## Objective
Please update the lines starting with the one containing "Localize each UI" and going on through the one containing "grid-cell[interactable] — [1442, 56, 1489, 103]", replacing "interactable" with "clickable" and leaving everything else unchanged.

## Data excerpts
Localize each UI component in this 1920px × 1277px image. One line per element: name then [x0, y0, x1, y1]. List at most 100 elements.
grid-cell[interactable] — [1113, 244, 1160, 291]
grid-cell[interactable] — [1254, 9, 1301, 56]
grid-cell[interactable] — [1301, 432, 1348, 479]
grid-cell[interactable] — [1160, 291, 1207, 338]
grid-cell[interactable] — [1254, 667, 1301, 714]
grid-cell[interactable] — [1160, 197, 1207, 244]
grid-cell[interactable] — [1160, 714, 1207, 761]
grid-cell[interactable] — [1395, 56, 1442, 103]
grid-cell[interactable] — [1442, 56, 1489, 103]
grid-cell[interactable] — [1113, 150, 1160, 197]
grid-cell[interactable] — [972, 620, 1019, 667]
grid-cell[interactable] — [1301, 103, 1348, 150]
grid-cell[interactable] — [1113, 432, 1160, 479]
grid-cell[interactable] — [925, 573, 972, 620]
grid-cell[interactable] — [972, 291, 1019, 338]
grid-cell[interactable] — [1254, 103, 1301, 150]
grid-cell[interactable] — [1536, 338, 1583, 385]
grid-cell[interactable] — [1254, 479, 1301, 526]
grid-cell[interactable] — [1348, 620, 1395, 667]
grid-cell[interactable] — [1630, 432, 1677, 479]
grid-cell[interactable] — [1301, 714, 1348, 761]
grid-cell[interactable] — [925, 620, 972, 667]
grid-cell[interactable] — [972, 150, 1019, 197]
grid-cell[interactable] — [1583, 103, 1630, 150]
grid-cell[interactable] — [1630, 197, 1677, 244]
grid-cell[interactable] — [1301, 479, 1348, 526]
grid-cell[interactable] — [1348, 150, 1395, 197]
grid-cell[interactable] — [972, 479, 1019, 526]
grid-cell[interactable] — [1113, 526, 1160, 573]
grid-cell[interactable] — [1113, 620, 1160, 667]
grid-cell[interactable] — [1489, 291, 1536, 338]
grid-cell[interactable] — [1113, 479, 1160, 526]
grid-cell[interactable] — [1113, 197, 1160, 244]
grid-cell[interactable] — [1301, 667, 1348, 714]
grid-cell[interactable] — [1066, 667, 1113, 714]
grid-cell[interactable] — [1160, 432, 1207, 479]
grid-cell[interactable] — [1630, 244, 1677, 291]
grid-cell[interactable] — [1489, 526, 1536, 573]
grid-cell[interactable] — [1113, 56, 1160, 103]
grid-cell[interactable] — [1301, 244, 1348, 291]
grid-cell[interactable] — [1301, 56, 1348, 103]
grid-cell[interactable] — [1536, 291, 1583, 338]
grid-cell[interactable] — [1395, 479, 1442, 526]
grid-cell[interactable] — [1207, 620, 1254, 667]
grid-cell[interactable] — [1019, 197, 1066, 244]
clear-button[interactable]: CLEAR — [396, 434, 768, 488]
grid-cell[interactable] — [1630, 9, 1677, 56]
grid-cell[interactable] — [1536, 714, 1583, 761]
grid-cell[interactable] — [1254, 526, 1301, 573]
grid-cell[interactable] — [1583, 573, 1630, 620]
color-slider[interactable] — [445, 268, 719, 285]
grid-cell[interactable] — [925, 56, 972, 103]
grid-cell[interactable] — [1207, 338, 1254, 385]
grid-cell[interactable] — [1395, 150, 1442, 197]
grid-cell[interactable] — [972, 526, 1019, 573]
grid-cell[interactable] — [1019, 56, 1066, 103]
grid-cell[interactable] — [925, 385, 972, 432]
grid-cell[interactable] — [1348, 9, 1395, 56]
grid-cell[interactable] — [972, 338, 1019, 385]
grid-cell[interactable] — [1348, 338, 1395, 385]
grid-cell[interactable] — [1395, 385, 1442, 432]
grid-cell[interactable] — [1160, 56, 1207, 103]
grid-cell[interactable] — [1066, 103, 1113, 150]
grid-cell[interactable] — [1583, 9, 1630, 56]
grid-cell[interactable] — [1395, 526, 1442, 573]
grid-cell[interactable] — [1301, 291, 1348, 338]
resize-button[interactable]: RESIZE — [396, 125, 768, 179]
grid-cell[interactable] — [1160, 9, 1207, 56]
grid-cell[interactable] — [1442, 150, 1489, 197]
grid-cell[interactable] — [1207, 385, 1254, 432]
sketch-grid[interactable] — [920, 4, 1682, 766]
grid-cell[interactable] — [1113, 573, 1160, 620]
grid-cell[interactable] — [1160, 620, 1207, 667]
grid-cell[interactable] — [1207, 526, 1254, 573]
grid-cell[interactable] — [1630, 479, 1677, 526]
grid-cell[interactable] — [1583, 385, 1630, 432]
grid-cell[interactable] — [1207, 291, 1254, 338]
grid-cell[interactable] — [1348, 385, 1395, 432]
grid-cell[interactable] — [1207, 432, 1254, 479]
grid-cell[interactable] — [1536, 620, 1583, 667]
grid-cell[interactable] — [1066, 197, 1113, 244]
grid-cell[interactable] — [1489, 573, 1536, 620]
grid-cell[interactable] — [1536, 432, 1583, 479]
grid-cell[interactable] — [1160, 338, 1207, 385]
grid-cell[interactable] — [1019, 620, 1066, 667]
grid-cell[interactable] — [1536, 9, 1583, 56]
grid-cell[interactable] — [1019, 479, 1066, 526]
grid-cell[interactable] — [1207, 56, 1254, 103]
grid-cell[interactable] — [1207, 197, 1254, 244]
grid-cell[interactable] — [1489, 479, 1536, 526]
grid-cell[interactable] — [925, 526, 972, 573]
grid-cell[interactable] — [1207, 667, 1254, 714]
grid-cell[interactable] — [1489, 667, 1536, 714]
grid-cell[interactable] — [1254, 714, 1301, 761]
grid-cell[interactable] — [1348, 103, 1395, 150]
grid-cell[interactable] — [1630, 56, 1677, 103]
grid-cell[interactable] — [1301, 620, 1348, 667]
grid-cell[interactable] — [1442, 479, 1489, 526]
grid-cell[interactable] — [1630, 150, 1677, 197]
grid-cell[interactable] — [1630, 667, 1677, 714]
...
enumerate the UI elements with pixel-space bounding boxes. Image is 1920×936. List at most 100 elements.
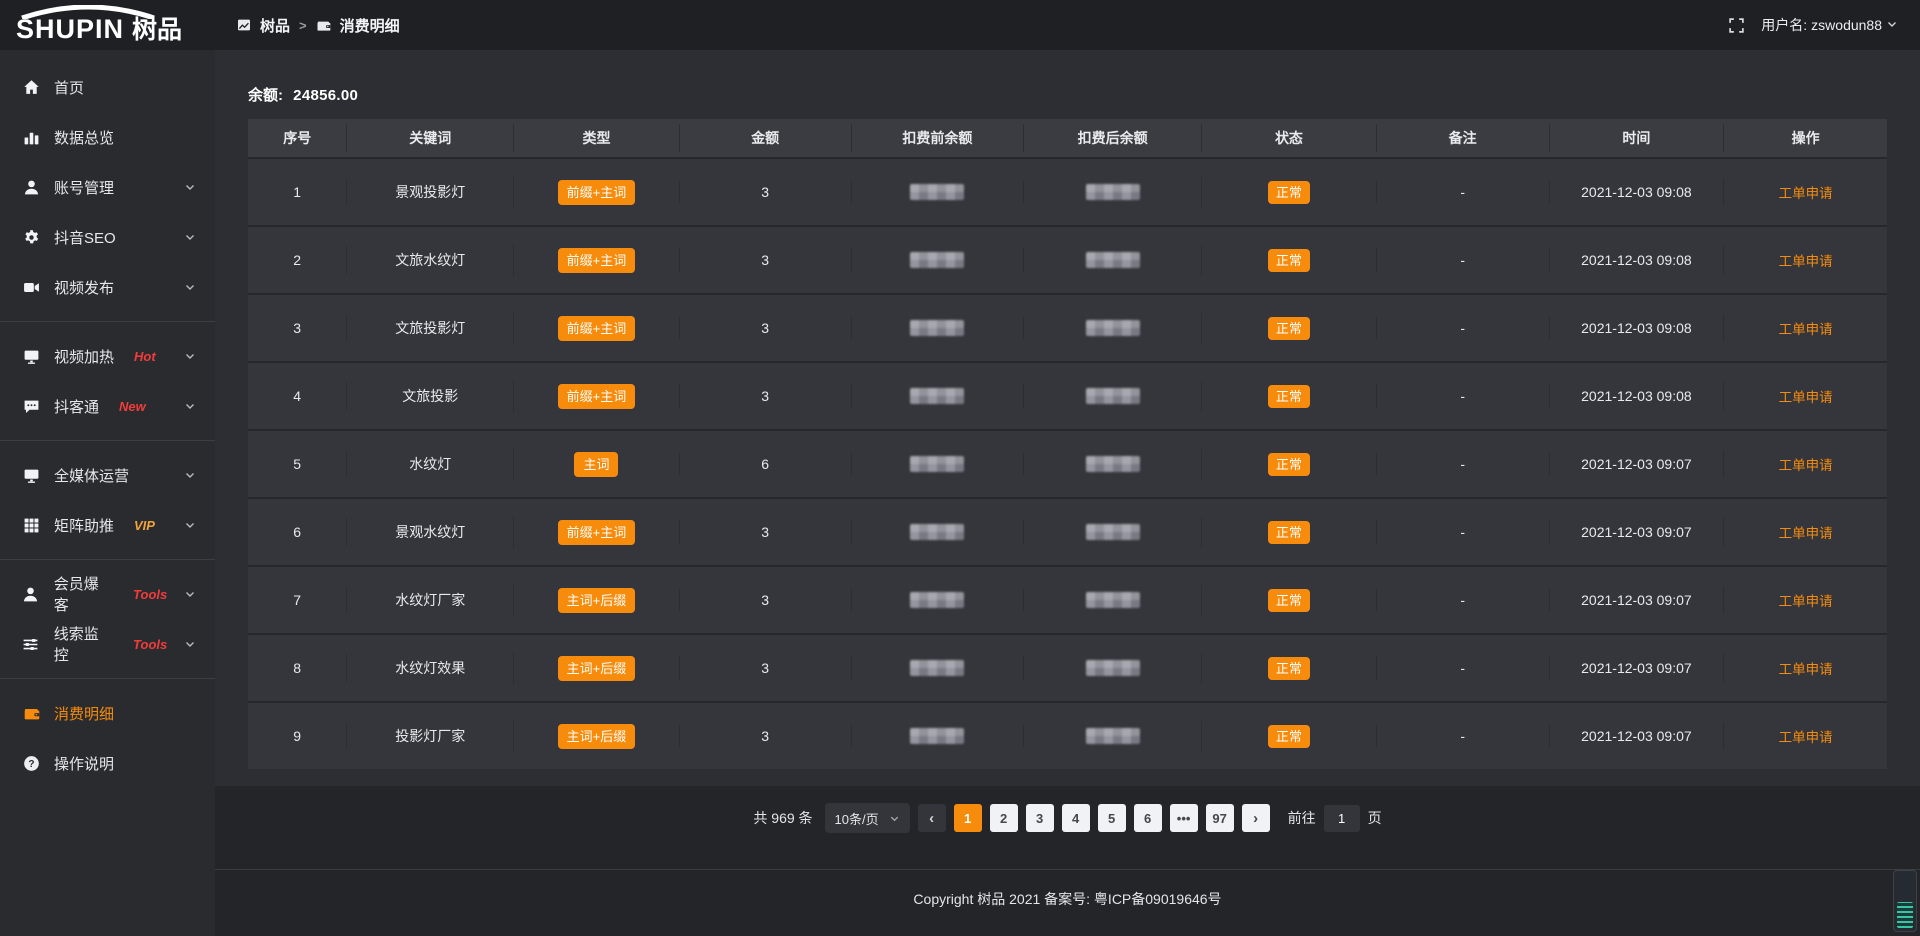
--
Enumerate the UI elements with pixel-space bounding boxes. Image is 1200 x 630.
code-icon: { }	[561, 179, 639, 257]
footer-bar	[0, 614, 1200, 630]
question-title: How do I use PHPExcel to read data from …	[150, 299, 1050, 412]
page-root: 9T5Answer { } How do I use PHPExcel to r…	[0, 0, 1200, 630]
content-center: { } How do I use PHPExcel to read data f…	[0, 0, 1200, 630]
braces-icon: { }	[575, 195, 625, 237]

## Written reply
Localize each UI component in this 1920px × 1277px image. One line per element: name then [x0, y0, x1, y1]. List at most 100 elements.
grid-cell[clickable] — [1113, 244, 1160, 291]
grid-cell[clickable] — [1254, 9, 1301, 56]
grid-cell[clickable] — [1301, 432, 1348, 479]
grid-cell[clickable] — [1160, 291, 1207, 338]
grid-cell[clickable] — [1254, 667, 1301, 714]
grid-cell[clickable] — [1160, 197, 1207, 244]
grid-cell[clickable] — [1160, 714, 1207, 761]
grid-cell[clickable] — [1395, 56, 1442, 103]
grid-cell[clickable] — [1442, 56, 1489, 103]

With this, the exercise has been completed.